AIM OF THE TASK »
Count the lines below that contain the word "luận". Give only the number.

++++ RECORDED INFORMATION

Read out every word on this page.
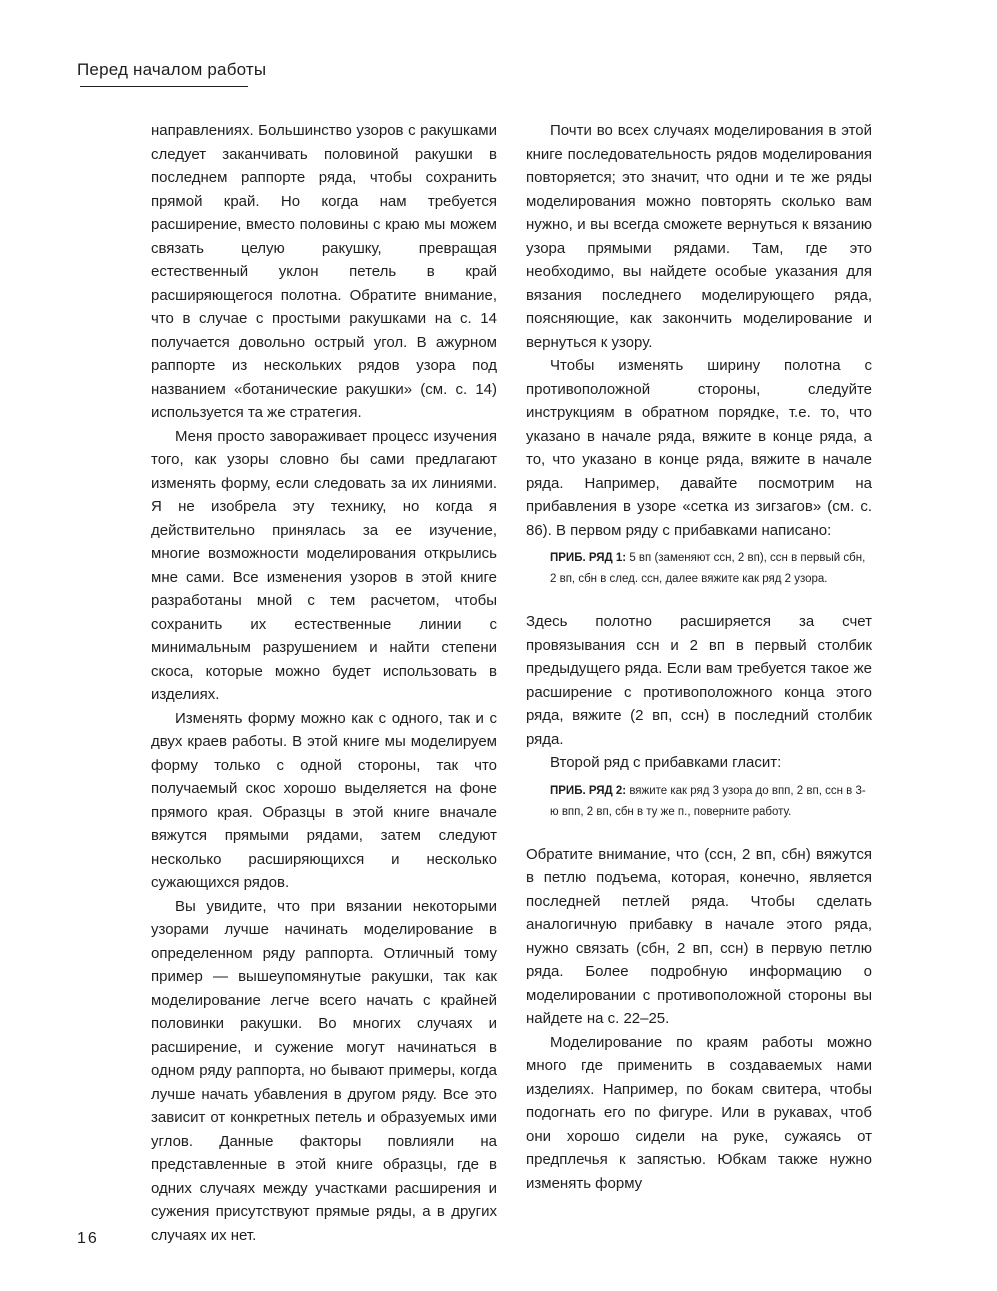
Перед началом работы

направлениях. Большинство узоров с ракушками следует заканчивать половиной ракушки в последнем раппорте ряда, чтобы сохранить прямой край. Но когда нам требуется расширение, вместо половины с краю мы можем связать целую ракушку, превращая естественный уклон петель в край расширяющегося полотна. Обратите внимание, что в случае с простыми ракушками на с. 14 получается довольно острый угол. В ажурном раппорте из нескольких рядов узора под названием «ботанические ракушки» (см. с. 14) используется та же стратегия.

Меня просто завораживает процесс изучения того, как узоры словно бы сами предлагают изменять форму, если следовать за их линиями. Я не изобрела эту технику, но когда я действительно принялась за ее изучение, многие возможности моделирования открылись мне сами. Все изменения узоров в этой книге разработаны мной с тем расчетом, чтобы сохранить их естественные линии с минимальным разрушением и найти степени скоса, которые можно будет использовать в изделиях.

Изменять форму можно как с одного, так и с двух краев работы. В этой книге мы моделируем форму только с одной стороны, так что получаемый скос хорошо выделяется на фоне прямого края. Образцы в этой книге вначале вяжутся прямыми рядами, затем следуют несколько расширяющихся и несколько сужающихся рядов.

Вы увидите, что при вязании некоторыми узорами лучше начинать моделирование в определенном ряду раппорта. Отличный тому пример — вышеупомянутые ракушки, так как моделирование легче всего начать с крайней половинки ракушки. Во многих случаях и расширение, и сужение могут начинаться в одном ряду раппорта, но бывают примеры, когда лучше начать убавления в другом ряду. Все это зависит от конкретных петель и образуемых ими углов. Данные факторы повлияли на представленные в этой книге образцы, где в одних случаях между участками расширения и сужения присутствуют прямые ряды, а в других случаях их нет.

Почти во всех случаях моделирования в этой книге последовательность рядов моделирования повторяется; это значит, что одни и те же ряды моделирования можно повторять сколько вам нужно, и вы всегда сможете вернуться к вязанию узора прямыми рядами. Там, где это необходимо, вы найдете особые указания для вязания последнего моделирующего ряда, поясняющие, как закончить моделирование и вернуться к узору.

Чтобы изменять ширину полотна с противоположной стороны, следуйте инструкциям в обратном порядке, т.е. то, что указано в начале ряда, вяжите в конце ряда, а то, что указано в конце ряда, вяжите в начале ряда. Например, давайте посмотрим на прибавления в узоре «сетка из зигзагов» (см. с. 86). В первом ряду с прибавками написано:

ПРИБ. РЯД 1: 5 вп (заменяют ссн, 2 вп), ссн в первый сбн, 2 вп, сбн в след. ссн, далее вяжите как ряд 2 узора.

Здесь полотно расширяется за счет провязывания ссн и 2 вп в первый столбик предыдущего ряда. Если вам требуется такое же расширение с противоположного конца этого ряда, вяжите (2 вп, ссн) в последний столбик ряда.

Второй ряд с прибавками гласит:

ПРИБ. РЯД 2: вяжите как ряд 3 узора до впп, 2 вп, ссн в 3-ю впп, 2 вп, сбн в ту же п., поверните работу.

Обратите внимание, что (ссн, 2 вп, сбн) вяжутся в петлю подъема, которая, конечно, является последней петлей ряда. Чтобы сделать аналогичную прибавку в начале этого ряда, нужно связать (сбн, 2 вп, ссн) в первую петлю ряда. Более подробную информацию о моделировании с противоположной стороны вы найдете на с. 22–25.

Моделирование по краям работы можно много где применить в создаваемых нами изделиях. Например, по бокам свитера, чтобы подогнать его по фигуре. Или в рукавах, чтоб они хорошо сидели на руке, сужаясь от предплечья к запястью. Юбкам также нужно изменять форму

16
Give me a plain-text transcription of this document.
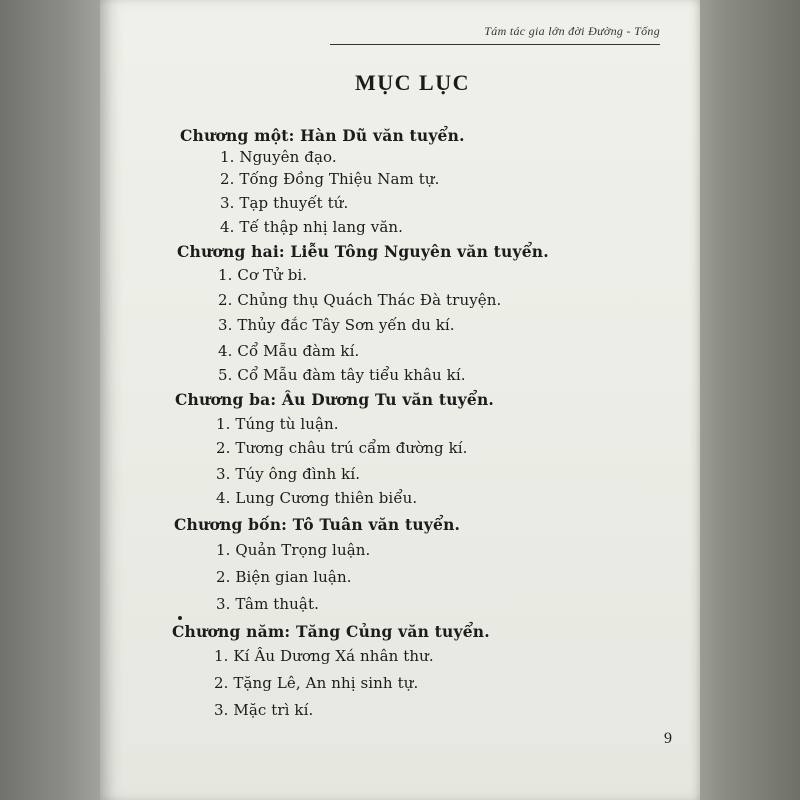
Tám tác gia lớn đời Đường - Tống
MỤC LỤC
Chương một: Hàn Dũ văn tuyển.
1. Nguyên đạo.
2. Tống Đồng Thiệu Nam tự.
3. Tạp thuyết tứ.
4. Tế thập nhị lang văn.
Chương hai: Liễu Tông Nguyên văn tuyển.
1. Cơ Tử bi.
2. Chủng thụ Quách Thác Đà truyện.
3. Thủy đắc Tây Sơn yến du kí.
4. Cổ Mẫu đàm kí.
5. Cổ Mẫu đàm tây tiểu khâu kí.
Chương ba: Âu Dương Tu văn tuyển.
1. Túng tù luận.
2. Tương châu trú cẩm đường kí.
3. Túy ông đình kí.
4. Lung Cương thiên biểu.
Chương bốn: Tô Tuân văn tuyển.
1. Quản Trọng luận.
2. Biện gian luận.
3. Tâm thuật.
Chương năm: Tăng Củng văn tuyển.
1. Kí Âu Dương Xá nhân thư.
2. Tặng Lê, An nhị sinh tự.
3. Mặc trì kí.
9
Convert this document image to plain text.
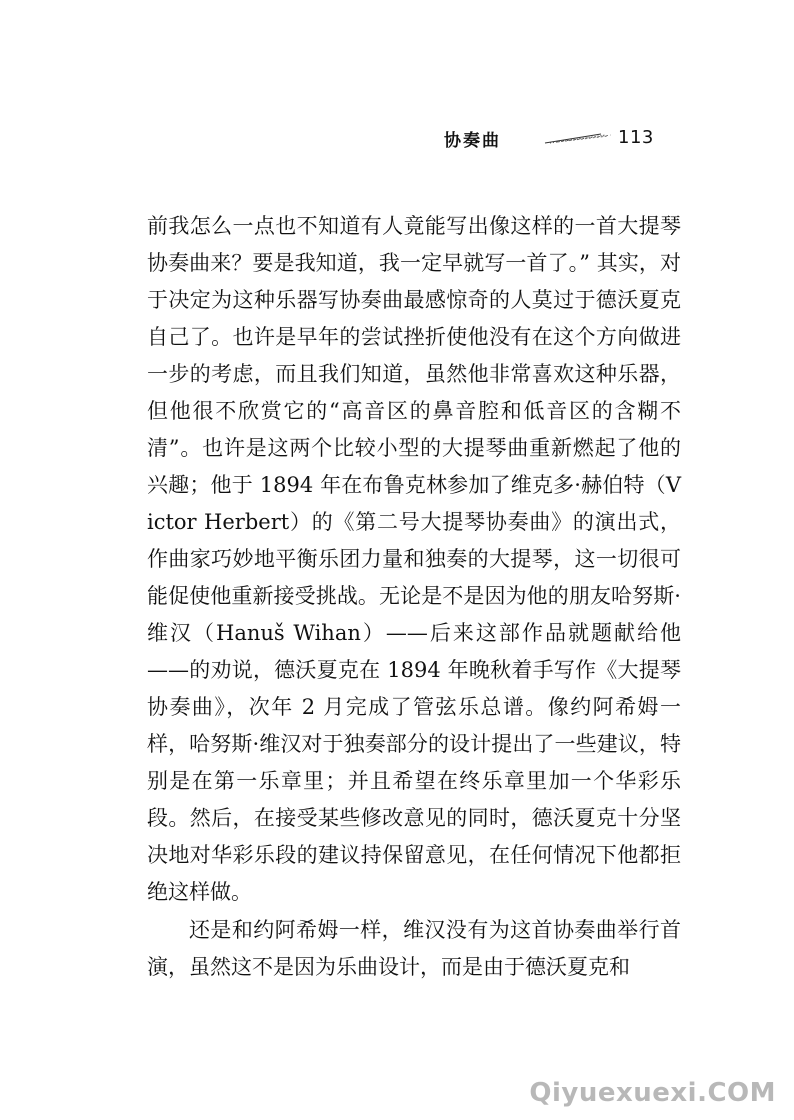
协奏曲	113

前我怎么一点也不知道有人竟能写出像这样的一首大提琴协奏曲来？要是我知道，我一定早就写一首了。” 其实，对于决定为这种乐器写协奏曲最感惊奇的人莫过于德沃夏克自己了。也许是早年的尝试挫折使他没有在这个方向做进一步的考虑，而且我们知道，虽然他非常喜欢这种乐器，但他很不欣赏它的“高音区的鼻音腔和低音区的含糊不清”。也许是这两个比较小型的大提琴曲重新燃起了他的兴趣；他于 1894 年在布鲁克林参加了维克多·赫伯特（Victor Herbert）的《第二号大提琴协奏曲》的演出式，作曲家巧妙地平衡乐团力量和独奏的大提琴，这一切很可能促使他重新接受挑战。无论是不是因为他的朋友哈努斯·维汉（Hanuš Wihan）——后来这部作品就题献给他——的劝说，德沃夏克在 1894 年晚秋着手写作《大提琴协奏曲》，次年 2 月完成了管弦乐总谱。像约阿希姆一样，哈努斯·维汉对于独奏部分的设计提出了一些建议，特别是在第一乐章里；并且希望在终乐章里加一个华彩乐段。然后，在接受某些修改意见的同时，德沃夏克十分坚决地对华彩乐段的建议持保留意见，在任何情况下他都拒绝这样做。

还是和约阿希姆一样，维汉没有为这首协奏曲举行首演，虽然这不是因为乐曲设计，而是由于德沃夏克和

Qiyuexuexi.COM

++++++++

COMPLETE ANSWER »
3